_Extracted records_:
##############################

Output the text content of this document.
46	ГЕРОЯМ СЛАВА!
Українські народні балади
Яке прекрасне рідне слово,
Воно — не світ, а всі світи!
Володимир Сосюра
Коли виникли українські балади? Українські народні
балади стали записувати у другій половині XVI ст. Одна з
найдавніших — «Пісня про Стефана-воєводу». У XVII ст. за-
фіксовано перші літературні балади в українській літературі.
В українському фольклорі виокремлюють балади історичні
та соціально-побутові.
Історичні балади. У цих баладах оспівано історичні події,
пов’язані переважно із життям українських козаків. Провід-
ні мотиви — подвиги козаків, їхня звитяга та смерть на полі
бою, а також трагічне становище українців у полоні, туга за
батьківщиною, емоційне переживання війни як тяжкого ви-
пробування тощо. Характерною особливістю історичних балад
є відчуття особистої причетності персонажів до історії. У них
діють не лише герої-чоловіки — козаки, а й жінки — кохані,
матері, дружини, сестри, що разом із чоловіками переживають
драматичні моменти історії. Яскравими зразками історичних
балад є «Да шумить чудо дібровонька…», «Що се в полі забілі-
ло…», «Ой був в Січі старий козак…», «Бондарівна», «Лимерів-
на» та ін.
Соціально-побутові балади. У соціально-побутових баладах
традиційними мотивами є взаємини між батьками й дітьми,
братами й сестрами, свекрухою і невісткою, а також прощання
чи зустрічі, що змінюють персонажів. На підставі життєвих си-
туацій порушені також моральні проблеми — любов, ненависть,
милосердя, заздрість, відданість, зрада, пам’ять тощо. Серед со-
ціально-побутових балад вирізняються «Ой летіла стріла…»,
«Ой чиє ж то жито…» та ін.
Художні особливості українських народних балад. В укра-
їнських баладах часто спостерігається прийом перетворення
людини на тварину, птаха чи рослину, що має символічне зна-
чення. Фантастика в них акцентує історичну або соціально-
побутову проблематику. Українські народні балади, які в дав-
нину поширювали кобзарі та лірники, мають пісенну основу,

##############################

_What to work on_: Each record above should be returned exactly as it appears.

_The output_:
Output the text content of this document.
46	ГЕРОЯМ СЛАВА!
Українські народні балади
Яке прекрасне рідне слово,
Воно — не світ, а всі світи!
Володимир Сосюра
Коли виникли українські балади? Українські народні
балади стали записувати у другій половині XVI ст. Одна з
найдавніших — «Пісня про Стефана-воєводу». У XVII ст. за-
фіксовано перші літературні балади в українській літературі.
В українському фольклорі виокремлюють балади історичні
та соціально-побутові.
Історичні балади. У цих баладах оспівано історичні події,
пов’язані переважно із життям українських козаків. Провід-
ні мотиви — подвиги козаків, їхня звитяга та смерть на полі
бою, а також трагічне становище українців у полоні, туга за
батьківщиною, емоційне переживання війни як тяжкого ви-
пробування тощо. Характерною особливістю історичних балад
є відчуття особистої причетності персонажів до історії. У них
діють не лише герої-чоловіки — козаки, а й жінки — кохані,
матері, дружини, сестри, що разом із чоловіками переживають
драматичні моменти історії. Яскравими зразками історичних
балад є «Да шумить чудо дібровонька…», «Що се в полі забілі-
ло…», «Ой був в Січі старий козак…», «Бондарівна», «Лимерів-
на» та ін.
Соціально-побутові балади. У соціально-побутових баладах
традиційними мотивами є взаємини між батьками й дітьми,
братами й сестрами, свекрухою і невісткою, а також прощання
чи зустрічі, що змінюють персонажів. На підставі життєвих си-
туацій порушені також моральні проблеми — любов, ненависть,
милосердя, заздрість, відданість, зрада, пам’ять тощо. Серед со-
ціально-побутових балад вирізняються «Ой летіла стріла…»,
«Ой чиє ж то жито…» та ін.
Художні особливості українських народних балад. В укра-
їнських баладах часто спостерігається прийом перетворення
людини на тварину, птаха чи рослину, що має символічне зна-
чення. Фантастика в них акцентує історичну або соціально-
побутову проблематику. Українські народні балади, які в дав-
нину поширювали кобзарі та лірники, мають пісенну основу,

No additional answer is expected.